WHAT THE EXERCISE ASKS -> Copy every line that mentions the word "rectangle".
--- DATASET EXTRACT ---
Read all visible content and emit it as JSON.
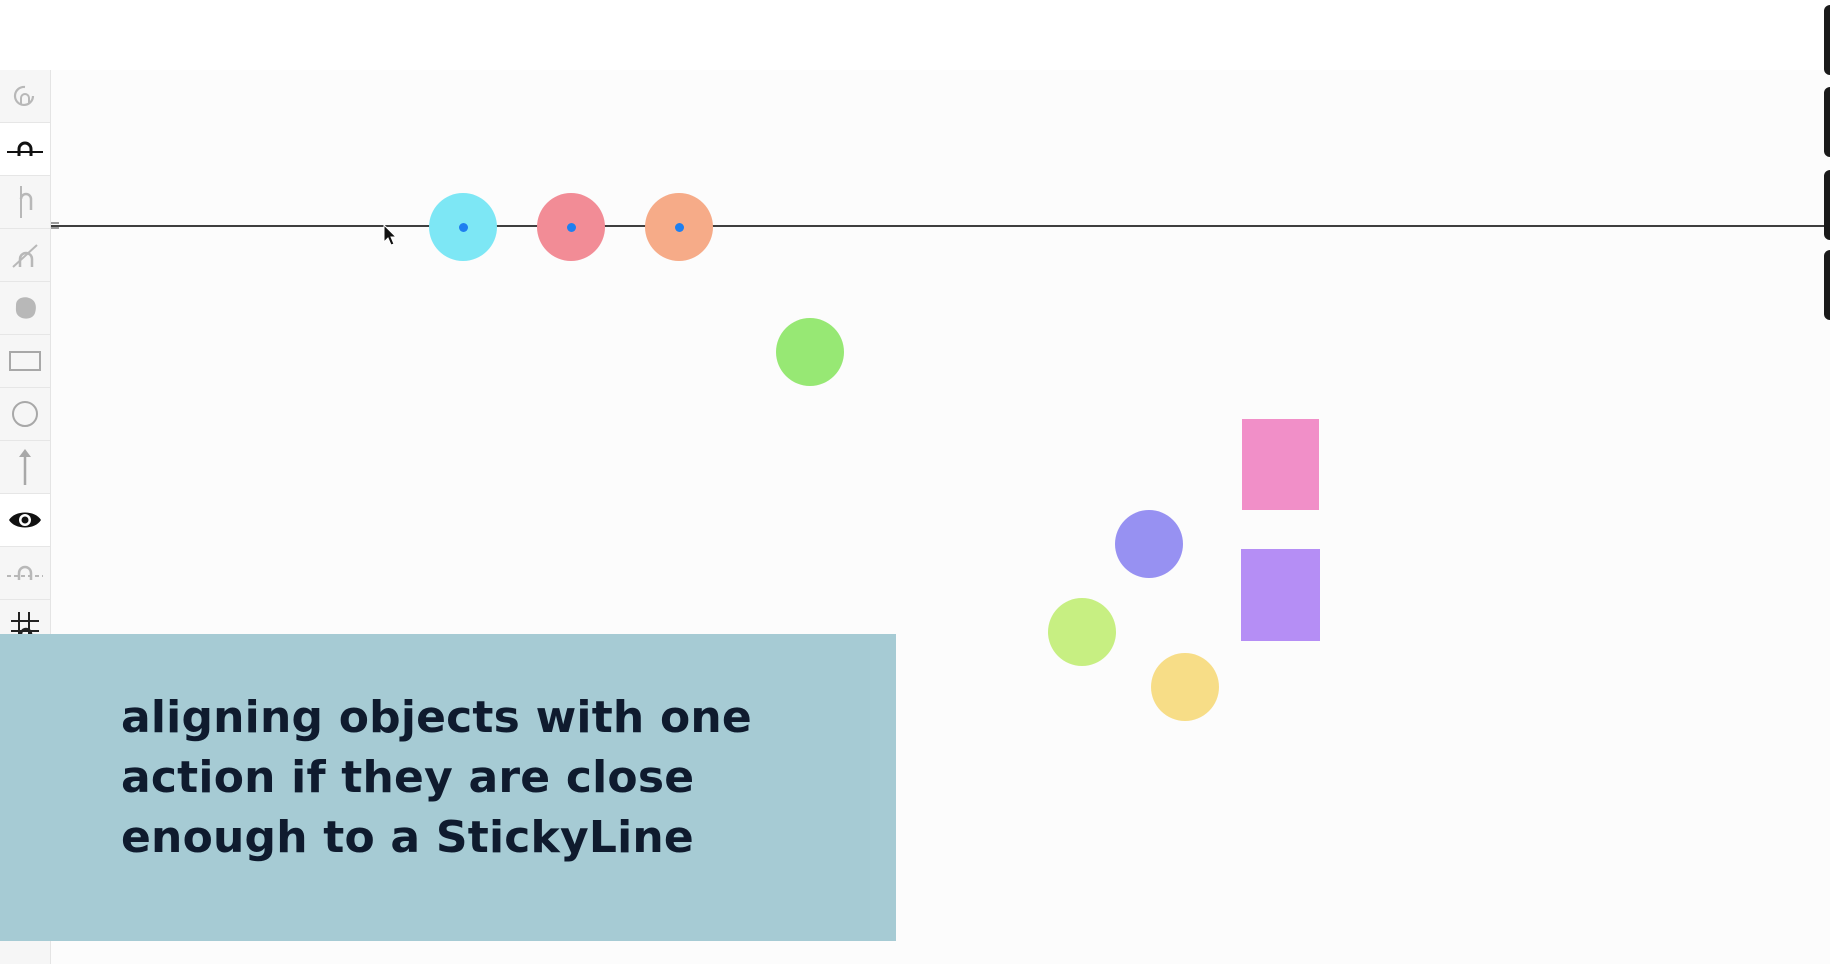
{
  "app": {
    "toolbar": {
      "items": [
        {
          "name": "sticky-circle-tool",
          "icon": "circle-arrow-icon",
          "active": false
        },
        {
          "name": "horizontal-stickyline-tool",
          "icon": "horizontal-stickyline-icon",
          "active": true
        },
        {
          "name": "vertical-stickyline-tool",
          "icon": "vertical-stickyline-icon",
          "active": false
        },
        {
          "name": "diagonal-stickyline-tool",
          "icon": "diagonal-stickyline-icon",
          "active": false
        },
        {
          "name": "freeform-tool",
          "icon": "blob-icon",
          "active": false
        },
        {
          "name": "rectangle-tool",
          "icon": "rectangle-icon",
          "active": false
        },
        {
          "name": "circle-tool",
          "icon": "circle-icon",
          "active": false
        },
        {
          "name": "arrow-tool",
          "icon": "arrow-up-icon",
          "active": false
        },
        {
          "name": "visibility-toggle",
          "icon": "eye-icon",
          "active": true
        },
        {
          "name": "dashed-stickyline-tool",
          "icon": "dashed-stickyline-icon",
          "active": false
        },
        {
          "name": "grid-tool",
          "icon": "grid-icon",
          "active": false
        },
        {
          "name": "reset-tool",
          "icon": "reset-icon",
          "active": false
        }
      ]
    },
    "canvas": {
      "stickyline": {
        "orientation": "horizontal",
        "color": "#3f3f3f"
      },
      "snapped_circles": [
        {
          "color": "#7de7f5",
          "snap_dot_color": "#1e7ff0"
        },
        {
          "color": "#f28c96",
          "snap_dot_color": "#1e7ff0"
        },
        {
          "color": "#f6ab88",
          "snap_dot_color": "#1e7ff0"
        }
      ],
      "free_shapes": [
        {
          "type": "circle",
          "color": "#97e874"
        },
        {
          "type": "rectangle",
          "color": "#f18fc8"
        },
        {
          "type": "circle",
          "color": "#9791f2"
        },
        {
          "type": "rectangle",
          "color": "#b58ef5"
        },
        {
          "type": "circle",
          "color": "#c7ef82"
        },
        {
          "type": "circle",
          "color": "#f7dd87"
        }
      ]
    },
    "caption": {
      "text": "aligning objects with one\naction if they are close\nenough to a StickyLine",
      "background": "#a6cbd4"
    }
  }
}
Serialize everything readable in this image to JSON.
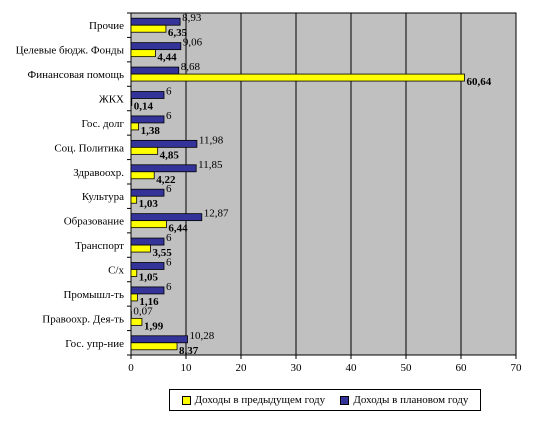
{
  "chart_data": {
    "type": "bar",
    "orientation": "horizontal",
    "categories": [
      "Прочие",
      "Целевые бюдж. Фонды",
      "Финансовая помощь",
      "ЖКХ",
      "Гос. долг",
      "Соц. Политика",
      "Здравоохр.",
      "Культура",
      "Образование",
      "Транспорт",
      "С/х",
      "Промышл-ть",
      "Правоохр. Дея-ть",
      "Гос. упр-ние"
    ],
    "category_labels": [
      "Прочие",
      "Целевые бюдж. Фонды",
      "Финансовая помощь",
      "ЖКХ",
      "Гос. долг",
      "Соц. Политика",
      "Здравоохр.",
      "Культура",
      "Образование",
      "Транспорт",
      "С/х",
      "Промышл-ть",
      "Правоохр. Дея-ть",
      "Гос. упр-ние"
    ],
    "series": [
      {
        "name": "Доходы в предыдущем году",
        "color": "#ffff00",
        "values": [
          6.35,
          4.44,
          60.64,
          0.14,
          1.38,
          4.85,
          4.22,
          1.03,
          6.44,
          3.55,
          1.05,
          1.16,
          1.99,
          8.37
        ],
        "labels": [
          "6,35",
          "4,44",
          "60,64",
          "0,14",
          "1,38",
          "4,85",
          "4,22",
          "1,03",
          "6,44",
          "3,55",
          "1,05",
          "1,16",
          "1,99",
          "8,37"
        ]
      },
      {
        "name": "Доходы в плановом году",
        "color": "#333399",
        "values": [
          8.93,
          9.06,
          8.68,
          6,
          6,
          11.98,
          11.85,
          6,
          12.87,
          6,
          6,
          6,
          0.07,
          10.28
        ],
        "labels": [
          "8,93",
          "9,06",
          "8,68",
          "6",
          "6",
          "11,98",
          "11,85",
          "6",
          "12,87",
          "6",
          "6",
          "6",
          "0,07",
          "10,28"
        ]
      }
    ],
    "xlim": [
      0,
      70
    ],
    "xticks": [
      0,
      10,
      20,
      30,
      40,
      50,
      60,
      70
    ],
    "xtick_labels": [
      "0",
      "10",
      "20",
      "30",
      "40",
      "50",
      "60",
      "70"
    ],
    "grid": "vertical",
    "plot_background": "#c0c0c0",
    "legend_position": "bottom",
    "title": "",
    "xlabel": "",
    "ylabel": ""
  }
}
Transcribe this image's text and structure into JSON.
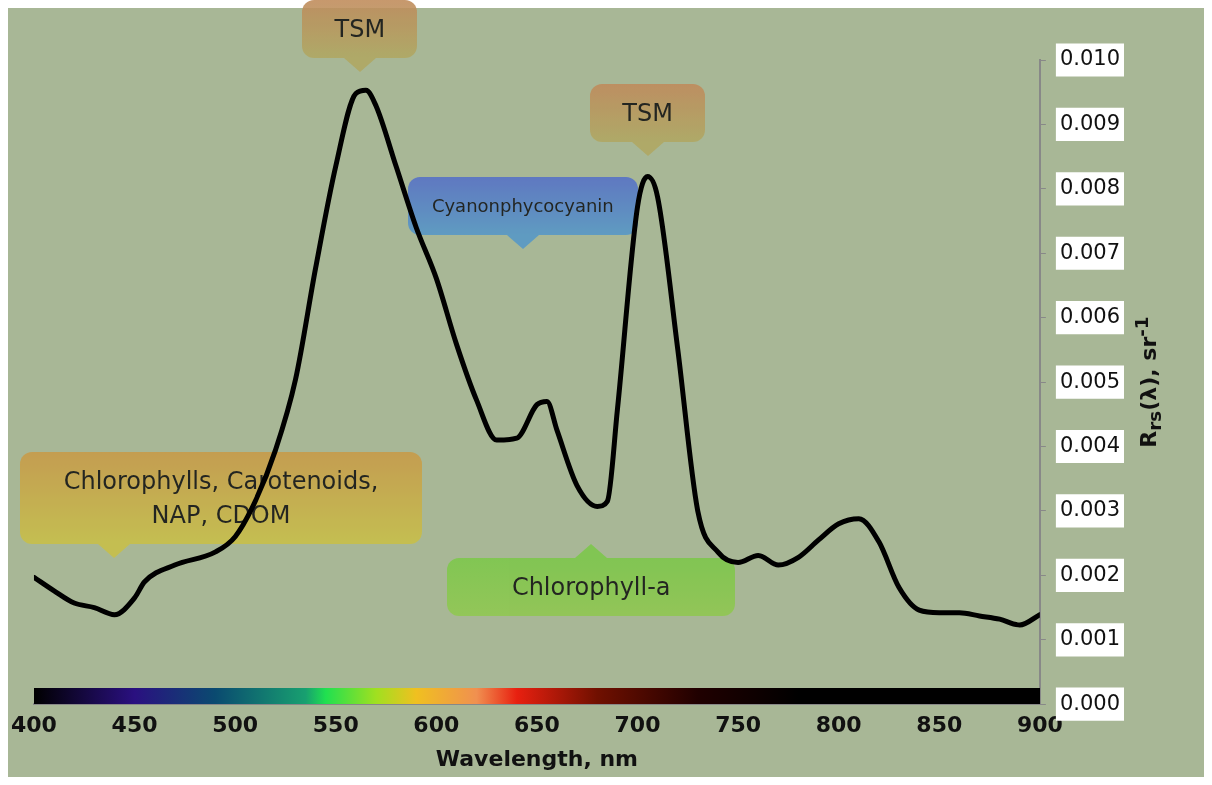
---
FINISHED ANSWER ->
          "name": "rectangle-tool",
          "icon": "rectangle-icon",
          "type": "rectangle",
          "type": "rectangle",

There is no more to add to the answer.